Stored items:
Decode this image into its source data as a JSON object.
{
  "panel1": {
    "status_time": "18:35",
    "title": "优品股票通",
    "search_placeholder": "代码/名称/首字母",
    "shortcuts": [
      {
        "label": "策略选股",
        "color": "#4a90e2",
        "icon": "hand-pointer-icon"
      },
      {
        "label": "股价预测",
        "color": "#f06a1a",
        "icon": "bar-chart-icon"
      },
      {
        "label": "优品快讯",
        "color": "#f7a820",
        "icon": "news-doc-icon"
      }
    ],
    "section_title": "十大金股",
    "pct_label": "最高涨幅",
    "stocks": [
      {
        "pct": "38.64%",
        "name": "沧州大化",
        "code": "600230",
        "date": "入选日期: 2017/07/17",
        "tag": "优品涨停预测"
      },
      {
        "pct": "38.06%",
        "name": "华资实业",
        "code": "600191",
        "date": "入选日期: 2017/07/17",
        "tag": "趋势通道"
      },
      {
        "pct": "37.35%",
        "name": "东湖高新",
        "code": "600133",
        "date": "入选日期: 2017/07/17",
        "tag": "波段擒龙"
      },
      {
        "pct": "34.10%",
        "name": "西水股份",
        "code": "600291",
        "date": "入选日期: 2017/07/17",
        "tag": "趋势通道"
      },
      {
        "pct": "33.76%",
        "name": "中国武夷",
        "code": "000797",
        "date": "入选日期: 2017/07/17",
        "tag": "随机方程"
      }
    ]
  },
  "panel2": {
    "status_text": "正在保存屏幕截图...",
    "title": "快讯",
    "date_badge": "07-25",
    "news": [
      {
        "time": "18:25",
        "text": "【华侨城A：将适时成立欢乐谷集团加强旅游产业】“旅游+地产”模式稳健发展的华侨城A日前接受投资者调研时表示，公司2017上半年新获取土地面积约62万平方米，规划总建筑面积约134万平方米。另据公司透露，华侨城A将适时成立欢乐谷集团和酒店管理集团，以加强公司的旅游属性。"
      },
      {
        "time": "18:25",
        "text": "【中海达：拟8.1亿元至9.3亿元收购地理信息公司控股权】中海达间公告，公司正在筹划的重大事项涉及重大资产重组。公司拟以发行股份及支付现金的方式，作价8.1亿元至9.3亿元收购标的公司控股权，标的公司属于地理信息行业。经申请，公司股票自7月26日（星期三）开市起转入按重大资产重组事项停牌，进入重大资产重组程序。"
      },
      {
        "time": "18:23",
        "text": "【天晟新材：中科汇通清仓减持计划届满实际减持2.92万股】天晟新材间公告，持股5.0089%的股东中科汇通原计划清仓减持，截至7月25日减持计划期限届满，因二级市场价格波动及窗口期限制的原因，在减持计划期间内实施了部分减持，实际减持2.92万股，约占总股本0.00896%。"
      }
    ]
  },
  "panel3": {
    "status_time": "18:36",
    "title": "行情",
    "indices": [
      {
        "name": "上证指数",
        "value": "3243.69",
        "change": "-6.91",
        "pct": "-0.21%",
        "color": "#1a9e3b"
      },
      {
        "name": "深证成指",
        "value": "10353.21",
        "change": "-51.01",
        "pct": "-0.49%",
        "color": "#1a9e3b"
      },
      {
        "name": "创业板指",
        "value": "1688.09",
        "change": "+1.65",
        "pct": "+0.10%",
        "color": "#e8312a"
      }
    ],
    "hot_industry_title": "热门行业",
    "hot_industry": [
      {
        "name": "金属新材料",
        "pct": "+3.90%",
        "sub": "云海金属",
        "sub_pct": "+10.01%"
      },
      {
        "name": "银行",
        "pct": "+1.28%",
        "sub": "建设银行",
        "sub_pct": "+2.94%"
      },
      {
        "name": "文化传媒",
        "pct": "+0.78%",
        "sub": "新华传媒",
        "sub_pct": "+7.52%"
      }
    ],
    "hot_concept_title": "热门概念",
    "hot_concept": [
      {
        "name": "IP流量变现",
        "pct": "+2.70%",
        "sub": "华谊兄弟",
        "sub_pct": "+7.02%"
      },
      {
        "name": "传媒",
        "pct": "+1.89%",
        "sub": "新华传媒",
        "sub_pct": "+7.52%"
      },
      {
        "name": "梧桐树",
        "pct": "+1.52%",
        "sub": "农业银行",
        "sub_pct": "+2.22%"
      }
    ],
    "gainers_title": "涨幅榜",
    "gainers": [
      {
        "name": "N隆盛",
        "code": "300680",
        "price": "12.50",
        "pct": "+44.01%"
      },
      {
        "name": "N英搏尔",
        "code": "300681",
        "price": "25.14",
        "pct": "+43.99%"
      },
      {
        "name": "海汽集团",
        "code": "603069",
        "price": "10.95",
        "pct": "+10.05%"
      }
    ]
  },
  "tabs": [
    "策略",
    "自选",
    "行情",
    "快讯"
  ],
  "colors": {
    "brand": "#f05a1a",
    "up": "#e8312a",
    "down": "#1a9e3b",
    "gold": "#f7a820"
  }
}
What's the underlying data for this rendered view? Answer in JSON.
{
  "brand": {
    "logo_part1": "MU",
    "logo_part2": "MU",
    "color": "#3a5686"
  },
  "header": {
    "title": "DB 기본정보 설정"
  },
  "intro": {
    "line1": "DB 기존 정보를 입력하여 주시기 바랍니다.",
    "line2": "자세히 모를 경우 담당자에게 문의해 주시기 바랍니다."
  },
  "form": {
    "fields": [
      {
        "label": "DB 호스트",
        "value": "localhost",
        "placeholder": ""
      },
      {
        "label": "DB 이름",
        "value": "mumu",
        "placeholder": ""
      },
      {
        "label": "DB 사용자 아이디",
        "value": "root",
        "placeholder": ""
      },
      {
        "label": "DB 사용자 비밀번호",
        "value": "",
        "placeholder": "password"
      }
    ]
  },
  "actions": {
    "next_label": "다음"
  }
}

GIVEN INSTRUCTION. Copy every record exactly, with nothing added or dropped.

SOLUTION TO THIS PROBLEM.
Decode this image into its source data as a JSON object.
{
  "panel1": {
    "status_time": "18:35",
    "title": "优品股票通",
    "search_placeholder": "代码/名称/首字母",
    "shortcuts": [
      {
        "label": "策略选股",
        "color": "#4a90e2",
        "icon": "hand-pointer-icon"
      },
      {
        "label": "股价预测",
        "color": "#f06a1a",
        "icon": "bar-chart-icon"
      },
      {
        "label": "优品快讯",
        "color": "#f7a820",
        "icon": "news-doc-icon"
      }
    ],
    "section_title": "十大金股",
    "pct_label": "最高涨幅",
    "stocks": [
      {
        "pct": "38.64%",
        "name": "沧州大化",
        "code": "600230",
        "date": "入选日期: 2017/07/17",
        "tag": "优品涨停预测"
      },
      {
        "pct": "38.06%",
        "name": "华资实业",
        "code": "600191",
        "date": "入选日期: 2017/07/17",
        "tag": "趋势通道"
      },
      {
        "pct": "37.35%",
        "name": "东湖高新",
        "code": "600133",
        "date": "入选日期: 2017/07/17",
        "tag": "波段擒龙"
      },
      {
        "pct": "34.10%",
        "name": "西水股份",
        "code": "600291",
        "date": "入选日期: 2017/07/17",
        "tag": "趋势通道"
      },
      {
        "pct": "33.76%",
        "name": "中国武夷",
        "code": "000797",
        "date": "入选日期: 2017/07/17",
        "tag": "随机方程"
      }
    ]
  },
  "panel2": {
    "status_text": "正在保存屏幕截图...",
    "title": "快讯",
    "date_badge": "07-25",
    "news": [
      {
        "time": "18:25",
        "text": "【华侨城A：将适时成立欢乐谷集团加强旅游产业】“旅游+地产”模式稳健发展的华侨城A日前接受投资者调研时表示，公司2017上半年新获取土地面积约62万平方米，规划总建筑面积约134万平方米。另据公司透露，华侨城A将适时成立欢乐谷集团和酒店管理集团，以加强公司的旅游属性。"
      },
      {
        "time": "18:25",
        "text": "【中海达：拟8.1亿元至9.3亿元收购地理信息公司控股权】中海达间公告，公司正在筹划的重大事项涉及重大资产重组。公司拟以发行股份及支付现金的方式，作价8.1亿元至9.3亿元收购标的公司控股权，标的公司属于地理信息行业。经申请，公司股票自7月26日（星期三）开市起转入按重大资产重组事项停牌，进入重大资产重组程序。"
      },
      {
        "time": "18:23",
        "text": "【天晟新材：中科汇通清仓减持计划届满实际减持2.92万股】天晟新材间公告，持股5.0089%的股东中科汇通原计划清仓减持，截至7月25日减持计划期限届满，因二级市场价格波动及窗口期限制的原因，在减持计划期间内实施了部分减持，实际减持2.92万股，约占总股本0.00896%。"
      }
    ]
  },
  "panel3": {
    "status_time": "18:36",
    "title": "行情",
    "indices": [
      {
        "name": "上证指数",
        "value": "3243.69",
        "change": "-6.91",
        "pct": "-0.21%",
        "color": "#1a9e3b"
      },
      {
        "name": "深证成指",
        "value": "10353.21",
        "change": "-51.01",
        "pct": "-0.49%",
        "color": "#1a9e3b"
      },
      {
        "name": "创业板指",
        "value": "1688.09",
        "change": "+1.65",
        "pct": "+0.10%",
        "color": "#e8312a"
      }
    ],
    "hot_industry_title": "热门行业",
    "hot_industry": [
      {
        "name": "金属新材料",
        "pct": "+3.90%",
        "sub": "云海金属",
        "sub_pct": "+10.01%"
      },
      {
        "name": "银行",
        "pct": "+1.28%",
        "sub": "建设银行",
        "sub_pct": "+2.94%"
      },
      {
        "name": "文化传媒",
        "pct": "+0.78%",
        "sub": "新华传媒",
        "sub_pct": "+7.52%"
      }
    ],
    "hot_concept_title": "热门概念",
    "hot_concept": [
      {
        "name": "IP流量变现",
        "pct": "+2.70%",
        "sub": "华谊兄弟",
        "sub_pct": "+7.02%"
      },
      {
        "name": "传媒",
        "pct": "+1.89%",
        "sub": "新华传媒",
        "sub_pct": "+7.52%"
      },
      {
        "name": "梧桐树",
        "pct": "+1.52%",
        "sub": "农业银行",
        "sub_pct": "+2.22%"
      }
    ],
    "gainers_title": "涨幅榜",
    "gainers": [
      {
        "name": "N隆盛",
        "code": "300680",
        "price": "12.50",
        "pct": "+44.01%"
      },
      {
        "name": "N英搏尔",
        "code": "300681",
        "price": "25.14",
        "pct": "+43.99%"
      },
      {
        "name": "海汽集团",
        "code": "603069",
        "price": "10.95",
        "pct": "+10.05%"
      }
    ]
  },
  "tabs": [
    "策略",
    "自选",
    "行情",
    "快讯"
  ],
  "colors": {
    "brand": "#f05a1a",
    "up": "#e8312a",
    "down": "#1a9e3b",
    "gold": "#f7a820"
  }
}
What's the underlying data for this rendered view? Answer in JSON.
{
  "brand": {
    "logo_part1": "MU",
    "logo_part2": "MU",
    "color": "#3a5686"
  },
  "header": {
    "title": "DB 기본정보 설정"
  },
  "intro": {
    "line1": "DB 기존 정보를 입력하여 주시기 바랍니다.",
    "line2": "자세히 모를 경우 담당자에게 문의해 주시기 바랍니다."
  },
  "form": {
    "fields": [
      {
        "label": "DB 호스트",
        "value": "localhost",
        "placeholder": ""
      },
      {
        "label": "DB 이름",
        "value": "mumu",
        "placeholder": ""
      },
      {
        "label": "DB 사용자 아이디",
        "value": "root",
        "placeholder": ""
      },
      {
        "label": "DB 사용자 비밀번호",
        "value": "",
        "placeholder": "password"
      }
    ]
  },
  "actions": {
    "next_label": "다음"
  }
}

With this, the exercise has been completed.